## Stored records
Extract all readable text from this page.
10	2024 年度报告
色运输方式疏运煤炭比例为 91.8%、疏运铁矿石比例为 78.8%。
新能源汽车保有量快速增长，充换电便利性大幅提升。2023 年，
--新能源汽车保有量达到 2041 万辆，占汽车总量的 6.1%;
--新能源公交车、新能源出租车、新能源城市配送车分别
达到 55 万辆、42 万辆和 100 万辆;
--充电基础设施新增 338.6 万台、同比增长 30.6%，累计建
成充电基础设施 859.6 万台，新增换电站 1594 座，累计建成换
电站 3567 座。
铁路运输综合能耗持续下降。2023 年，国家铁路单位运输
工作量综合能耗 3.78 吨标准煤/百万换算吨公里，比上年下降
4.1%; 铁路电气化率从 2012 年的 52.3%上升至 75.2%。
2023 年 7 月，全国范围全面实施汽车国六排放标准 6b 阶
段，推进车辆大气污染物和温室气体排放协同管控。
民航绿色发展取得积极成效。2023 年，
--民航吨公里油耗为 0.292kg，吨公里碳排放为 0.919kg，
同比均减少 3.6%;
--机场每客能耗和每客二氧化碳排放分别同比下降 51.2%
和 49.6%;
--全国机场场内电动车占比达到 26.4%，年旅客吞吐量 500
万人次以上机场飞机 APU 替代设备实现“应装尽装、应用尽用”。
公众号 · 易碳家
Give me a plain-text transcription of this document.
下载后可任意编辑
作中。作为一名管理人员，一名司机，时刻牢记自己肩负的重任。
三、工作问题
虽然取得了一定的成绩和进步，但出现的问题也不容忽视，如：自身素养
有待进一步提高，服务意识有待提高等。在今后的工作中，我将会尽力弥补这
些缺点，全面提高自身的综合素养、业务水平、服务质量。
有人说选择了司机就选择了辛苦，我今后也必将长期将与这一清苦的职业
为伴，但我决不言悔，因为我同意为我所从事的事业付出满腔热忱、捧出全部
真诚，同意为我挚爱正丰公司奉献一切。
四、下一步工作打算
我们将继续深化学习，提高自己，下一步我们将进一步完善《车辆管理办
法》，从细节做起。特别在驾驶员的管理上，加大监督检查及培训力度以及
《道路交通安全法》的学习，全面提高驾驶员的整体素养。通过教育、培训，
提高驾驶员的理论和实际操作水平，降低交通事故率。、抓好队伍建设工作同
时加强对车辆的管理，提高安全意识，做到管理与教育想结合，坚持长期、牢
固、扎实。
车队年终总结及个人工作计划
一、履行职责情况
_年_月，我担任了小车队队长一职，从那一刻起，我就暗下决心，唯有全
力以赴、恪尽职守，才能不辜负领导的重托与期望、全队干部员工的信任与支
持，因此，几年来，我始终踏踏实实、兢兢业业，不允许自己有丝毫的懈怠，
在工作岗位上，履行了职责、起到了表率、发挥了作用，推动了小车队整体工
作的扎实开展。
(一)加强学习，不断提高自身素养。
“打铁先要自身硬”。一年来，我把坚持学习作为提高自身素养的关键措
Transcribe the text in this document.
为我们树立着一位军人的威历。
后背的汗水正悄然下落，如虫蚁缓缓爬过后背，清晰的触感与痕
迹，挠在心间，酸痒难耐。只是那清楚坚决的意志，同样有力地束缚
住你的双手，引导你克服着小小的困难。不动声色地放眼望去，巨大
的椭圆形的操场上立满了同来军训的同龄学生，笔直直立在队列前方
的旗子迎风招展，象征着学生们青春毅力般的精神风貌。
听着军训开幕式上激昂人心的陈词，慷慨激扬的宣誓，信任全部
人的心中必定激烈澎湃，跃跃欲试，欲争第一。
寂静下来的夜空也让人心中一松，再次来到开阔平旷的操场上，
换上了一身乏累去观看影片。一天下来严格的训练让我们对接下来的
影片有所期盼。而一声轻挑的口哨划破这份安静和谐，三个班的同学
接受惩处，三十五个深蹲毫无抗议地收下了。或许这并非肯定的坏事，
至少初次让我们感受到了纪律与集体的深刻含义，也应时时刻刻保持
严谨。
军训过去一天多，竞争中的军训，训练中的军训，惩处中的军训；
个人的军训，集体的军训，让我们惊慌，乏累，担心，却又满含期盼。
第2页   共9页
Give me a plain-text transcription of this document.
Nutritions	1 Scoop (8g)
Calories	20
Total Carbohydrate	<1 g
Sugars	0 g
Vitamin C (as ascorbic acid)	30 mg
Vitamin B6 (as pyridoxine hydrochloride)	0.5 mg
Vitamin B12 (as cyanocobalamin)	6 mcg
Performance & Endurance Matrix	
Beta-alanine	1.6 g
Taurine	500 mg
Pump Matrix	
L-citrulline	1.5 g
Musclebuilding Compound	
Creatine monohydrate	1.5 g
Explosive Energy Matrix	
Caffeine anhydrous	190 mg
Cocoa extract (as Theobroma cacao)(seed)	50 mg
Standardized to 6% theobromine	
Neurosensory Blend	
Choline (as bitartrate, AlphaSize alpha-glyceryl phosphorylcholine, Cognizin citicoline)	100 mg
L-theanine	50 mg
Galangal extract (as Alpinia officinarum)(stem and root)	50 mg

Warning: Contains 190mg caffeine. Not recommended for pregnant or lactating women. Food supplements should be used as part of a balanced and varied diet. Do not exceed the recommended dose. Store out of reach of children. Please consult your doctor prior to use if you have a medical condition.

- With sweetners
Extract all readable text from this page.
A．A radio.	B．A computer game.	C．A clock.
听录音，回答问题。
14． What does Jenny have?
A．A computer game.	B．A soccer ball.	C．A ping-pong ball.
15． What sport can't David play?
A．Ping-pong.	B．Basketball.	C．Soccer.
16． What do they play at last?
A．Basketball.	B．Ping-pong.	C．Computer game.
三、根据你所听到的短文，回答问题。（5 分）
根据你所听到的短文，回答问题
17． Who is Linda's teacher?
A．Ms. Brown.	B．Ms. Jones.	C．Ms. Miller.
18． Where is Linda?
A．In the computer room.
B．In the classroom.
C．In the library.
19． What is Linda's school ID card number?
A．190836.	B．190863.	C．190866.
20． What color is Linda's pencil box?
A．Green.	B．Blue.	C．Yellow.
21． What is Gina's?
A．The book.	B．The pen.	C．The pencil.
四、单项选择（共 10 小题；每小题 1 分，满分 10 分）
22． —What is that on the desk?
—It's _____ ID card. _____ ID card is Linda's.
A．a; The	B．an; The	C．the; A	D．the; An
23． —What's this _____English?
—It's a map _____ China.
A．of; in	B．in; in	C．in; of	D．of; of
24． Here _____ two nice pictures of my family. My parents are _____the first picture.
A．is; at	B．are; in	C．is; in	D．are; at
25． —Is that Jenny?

## PROBLEM DETAILS
Within the material above, find the lines that contain the word "pong"; copy them.

## ANSWER BELOW
A．A computer game.	B．A soccer ball.	C．A ping-pong ball.
A．Ping-pong.	B．Basketball.	C．Soccer.
A．Basketball.	B．Ping-pong.	C．Computer game.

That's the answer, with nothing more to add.